Directions for this task
Reproduce all of the lines below verbatim, omitting the pictures.

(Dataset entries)
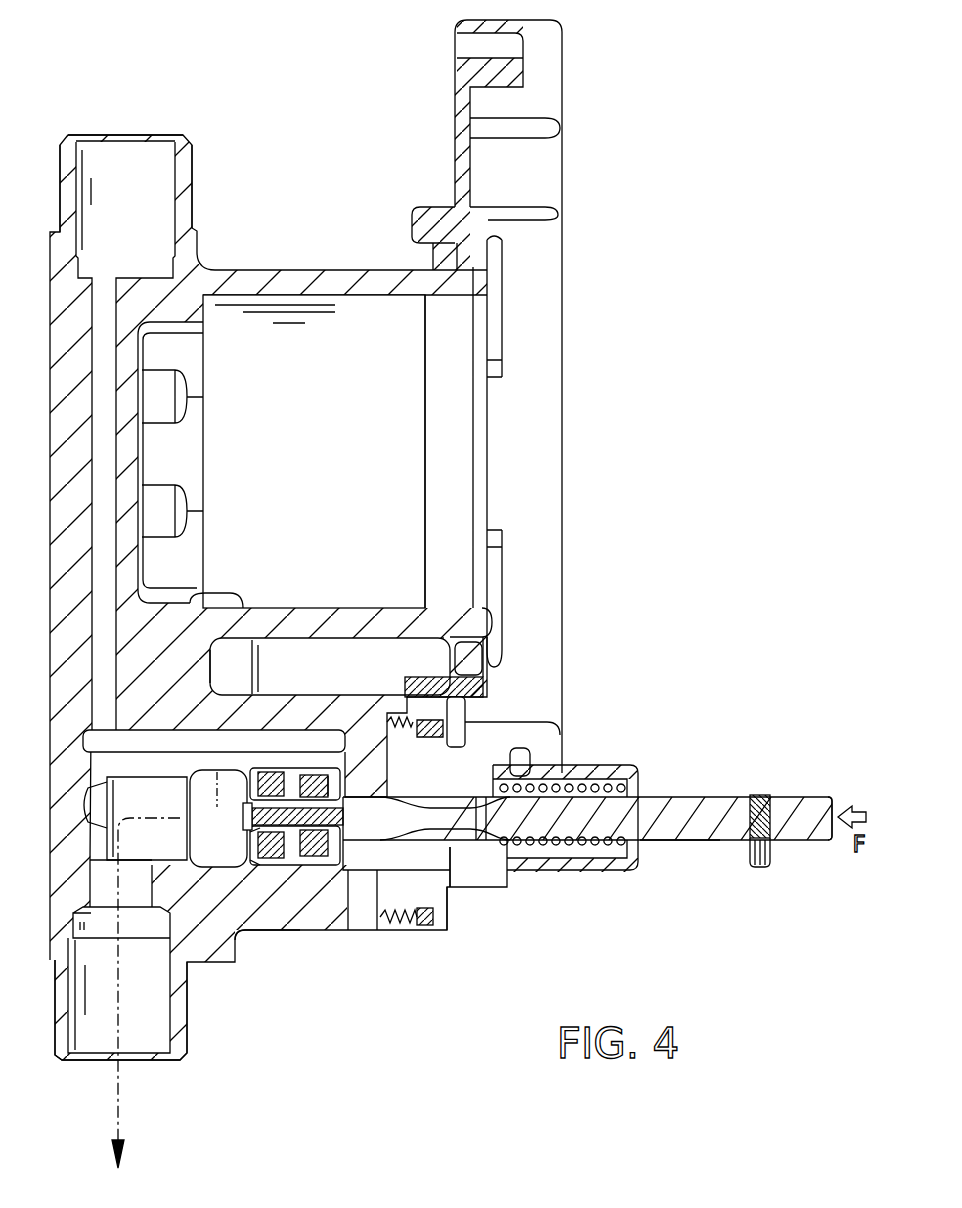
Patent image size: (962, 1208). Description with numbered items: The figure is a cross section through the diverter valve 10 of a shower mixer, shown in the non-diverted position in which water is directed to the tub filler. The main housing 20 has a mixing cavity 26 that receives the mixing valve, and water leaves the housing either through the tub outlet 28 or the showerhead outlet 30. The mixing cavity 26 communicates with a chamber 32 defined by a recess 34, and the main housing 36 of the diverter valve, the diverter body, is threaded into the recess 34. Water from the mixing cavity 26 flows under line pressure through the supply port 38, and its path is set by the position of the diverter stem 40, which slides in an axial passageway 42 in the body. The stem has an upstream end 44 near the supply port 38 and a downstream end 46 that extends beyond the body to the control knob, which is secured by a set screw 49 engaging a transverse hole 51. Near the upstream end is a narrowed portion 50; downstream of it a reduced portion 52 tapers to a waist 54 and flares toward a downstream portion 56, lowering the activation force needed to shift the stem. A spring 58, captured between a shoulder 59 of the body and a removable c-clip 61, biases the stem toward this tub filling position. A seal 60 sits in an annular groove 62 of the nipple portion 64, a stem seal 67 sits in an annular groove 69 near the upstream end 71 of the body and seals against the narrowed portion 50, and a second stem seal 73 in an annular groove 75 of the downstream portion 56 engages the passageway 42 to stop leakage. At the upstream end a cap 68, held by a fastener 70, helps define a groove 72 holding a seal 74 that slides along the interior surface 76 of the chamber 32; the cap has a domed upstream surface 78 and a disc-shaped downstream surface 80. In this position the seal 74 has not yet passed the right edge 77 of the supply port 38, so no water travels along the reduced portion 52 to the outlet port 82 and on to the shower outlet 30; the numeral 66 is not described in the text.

The diverter valve 10 is at (619, 720).
The main housing 20 is at (50, 434).
The mixing cavity 26 is at (337, 486).
The outlet 28 is at (148, 1062).
The outlet 30 is at (128, 134).
The chamber 32 is at (272, 932).
The recess 34 is at (197, 872).
The main housing of the diverter valve 36 is at (479, 890).
The supply port 38 is at (224, 851).
The diverter stem 40 is at (700, 798).
The axial passageway 42 is at (462, 775).
The upstream end 44 is at (298, 865).
The downstream end 46 is at (830, 797).
The set screw 49 is at (771, 858).
The narrowed portion 50 is at (312, 790).
The transverse hole 51 is at (756, 828).
The reduced portion 52 is at (428, 800).
The waist 54 is at (452, 888).
The portion located downstream 56 is at (676, 841).
The spring 58 is at (560, 849).
The shoulder 59 is at (512, 760).
The seal 60 is at (330, 790).
The removable c-clip 61 is at (637, 781).
The annular groove 62 is at (365, 790).
The nipple portion 64 is at (396, 875).
The spring seat 66 is at (418, 905).
The stem seal 67 is at (323, 787).
The cap 68 is at (197, 754).
The annular groove 69 is at (338, 878).
The fastener 70 is at (187, 836).
The upstream end 71 is at (308, 697).
The groove 72 is at (245, 878).
The stem seal 73 is at (460, 848).
The seal 74 is at (255, 778).
The annular groove 75 is at (478, 830).
The interior surface 76 is at (272, 858).
The right edge 77 is at (245, 880).
The domed upstream surface 78 is at (187, 805).
The disc-shaped downstream surface 80 is at (367, 877).
The outlet port 82 is at (394, 797).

Exercise response
Patent image size: (962, 1208). Description with numbered items: The figure is a cross section through the diverter valve 10 of a shower mixer, shown in the non-diverted position in which water is directed to the tub filler. The main housing 20 has a mixing cavity 26 that receives the mixing valve, and water leaves the housing either through the tub outlet 28 or the showerhead outlet 30. The mixing cavity 26 communicates with a chamber 32 defined by a recess 34, and the main housing 36 of the diverter valve, the diverter body, is threaded into the recess 34. Water from the mixing cavity 26 flows under line pressure through the supply port 38, and its path is set by the position of the diverter stem 40, which slides in an axial passageway 42 in the body. The stem has an upstream end 44 near the supply port 38 and a downstream end 46 that extends beyond the body to the control knob, which is secured by a set screw 49 engaging a transverse hole 51. Near the upstream end is a narrowed portion 50; downstream of it a reduced portion 52 tapers to a waist 54 and flares toward a downstream portion 56, lowering the activation force needed to shift the stem. A spring 58, captured between a shoulder 59 of the body and a removable c-clip 61, biases the stem toward this tub filling position. A seal 60 sits in an annular groove 62 of the nipple portion 64, a stem seal 67 sits in an annular groove 69 near the upstream end 71 of the body and seals against the narrowed portion 50, and a second stem seal 73 in an annular groove 75 of the downstream portion 56 engages the passageway 42 to stop leakage. At the upstream end a cap 68, held by a fastener 70, helps define a groove 72 holding a seal 74 that slides along the interior surface 76 of the chamber 32; the cap has a domed upstream surface 78 and a disc-shaped downstream surface 80. In this position the seal 74 has not yet passed the right edge 77 of the supply port 38, so no water travels along the reduced portion 52 to the outlet port 82 and on to the shower outlet 30; the numeral 66 is not described in the text.

The diverter valve 10 is at (619, 720).
The main housing 20 is at (50, 434).
The mixing cavity 26 is at (337, 486).
The outlet 28 is at (148, 1062).
The outlet 30 is at (128, 134).
The chamber 32 is at (272, 932).
The recess 34 is at (197, 872).
The main housing of the diverter valve 36 is at (479, 890).
The supply port 38 is at (224, 851).
The diverter stem 40 is at (700, 798).
The axial passageway 42 is at (462, 775).
The upstream end 44 is at (298, 865).
The downstream end 46 is at (830, 797).
The set screw 49 is at (771, 858).
The narrowed portion 50 is at (312, 790).
The transverse hole 51 is at (756, 828).
The reduced portion 52 is at (428, 800).
The waist 54 is at (452, 888).
The portion located downstream 56 is at (676, 841).
The spring 58 is at (560, 849).
The shoulder 59 is at (512, 760).
The seal 60 is at (330, 790).
The removable c-clip 61 is at (637, 781).
The annular groove 62 is at (365, 790).
The nipple portion 64 is at (396, 875).
The spring seat 66 is at (418, 905).
The stem seal 67 is at (323, 787).
The cap 68 is at (197, 754).
The annular groove 69 is at (338, 878).
The fastener 70 is at (187, 836).
The upstream end 71 is at (308, 697).
The groove 72 is at (245, 878).
The stem seal 73 is at (460, 848).
The seal 74 is at (255, 778).
The annular groove 75 is at (478, 830).
The interior surface 76 is at (272, 858).
The right edge 77 is at (245, 880).
The domed upstream surface 78 is at (187, 805).
The disc-shaped downstream surface 80 is at (367, 877).
The outlet port 82 is at (394, 797).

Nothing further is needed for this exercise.